SUPPLIED TEXT:

Morthawt

ChunkV2 - For breaking web pages source code up to get data

2 posts in this topic

#1 ·  Posted (edited)

For example, you see a top 40 music charts web page and you want to make an AutoIt script to check it now and then and let you know when something new comes up. This UDF helps you to get the raw list of data so that you can make use of it.

Or perhaps your favourite web-store has a "New Items" page and you would like to be the first to see new items. You can look at the source code of the web page and use your find feature of your browser to find areas of the source code that get you closer and closer and use this UDF to get the raw data, perhaps two sets of data, one for the product titles and another for the URL's so you could quickly see new products.

So many uses. I have used this on my phone carrier's forum so that I can help the new guys by detecting every 10 seconds when a new un-replied-to post has been made so that I can help them out instead of randomly manually checking in the hopes that someone made a thread while I am in the mood to help out etc.

#include-once
#include <String.au3>
Global Static $_Cassensitive, $_StripLEADTRAILSpaceFromSrc, $_StripLineFeedsFromSrc, $_StripLEADTRAILTABSFromSrc, $_StripConsecutiveSpacesFromResults

; #FUNCTION# ====================================================================================================================
; Name ..........: ChunkV2
; Description ...: A new version of Morthawt's Chunk UDF, to break apart web page source code etc into component parts to get at particular pieces of data, such as a top 40 music charts listing by
;                   using the html formatting to gradually break the source up into a reliable way to get parts of the information.
; Syntax ........: ChunkV2($_input)
; Parameters ....:  $_input ~ An array input contains the before/after bits of strings to get closer and closer to the desired data.
;                   A binary input is treated as web source code to be procesed.
;                   A number input is seen as options to configure how the function will operate.
;
;                   Prior to feeding it the binary source code, you can issue some options by adding the flags together:
;
;                   1 =  case sensitive chunking information
;                   2 =  Remove trailing and leading space
;                   4 =  Remove all line feeds (CR and LF)
;                   8 =  Remove all leading and trailing tabs
;                   16 = Remove all duplicate repeated spaces from the end results
;
;                   These flags are issued as a single parameter for the function ChunkV2 prior to feeding it the binary source code eg ChunkV2(1 + 4)
;                   This UDF lacks proper error reporting, which if I run into issues, I will look into adding for feedback to the user.
;
; Return values .: An array of pieces of strings that your goal is to obtain.

SUPPLIED INFORMATION:
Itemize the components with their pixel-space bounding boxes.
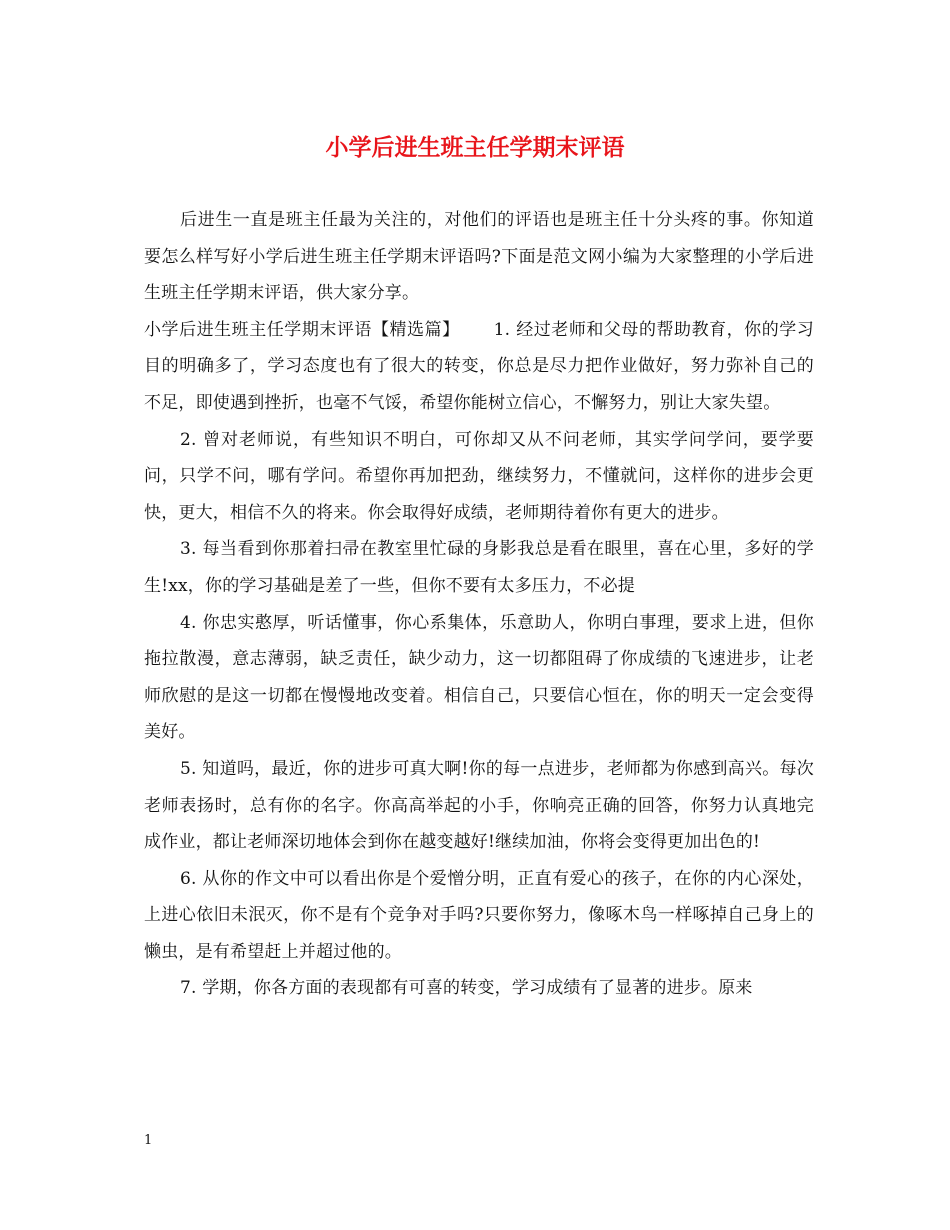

YOUR GOAL: Continue the ChunkV2 forum post from where it stops.

RESULT OF THE EXERCISE:
; Author ........: Morthawt
; Modified ......: 2017-06-21 18:01
; Remarks .......:
; Related .......:
; Link ..........:
; Example .......:  as follows based on the web page source code being: "<First><Second>Hello</Second></First><First><Second>Hello again</Second></First>"
;
;                   Global $Chunky[2][2]
;                   $Chunky[0][0] = "<First>"
;                   $Chunky[0][1] = "</First>"
;
;                   $Chunky[1][0] = "<Second>"
;                   $Chunky[1][1] = "</Second>"
;
;                   ChunkV2($Chunky)
;                   $source = InetRead('https://www.morthawt.com/chunkv2-example.txt', 3) ; $source will contain a BINARY version of the source code, which alerts ChunkV2 to process it correctly since it is known what this data format is for.
;                   $Results = ChunkV2($source)
;                   For $a in $Results
;                       ConsoleWrite($a & @LF)
;                   Next
;
; ===============================================================================================================================
Func ChunkV2($_input)
    Local Static $_Zones[0][2]

    Select
        Case IsArray($_input) ; An array input is treated as the chunks of information used to pull apart the web source code into component parts to get data from.
            $_Zones = $_input ; Creates a static Array for use with the next call(s) of the ChunkV2 function.

        Case IsBinary($_input) ; A binary input is the actual source code of a web page (or other data preseted as binary) to have the previously established Chunk zones (start and end) to process it to obtain the data desired by the user.
            $_input = BinaryToString($_input) ; Brings the source code of the web page back into string format.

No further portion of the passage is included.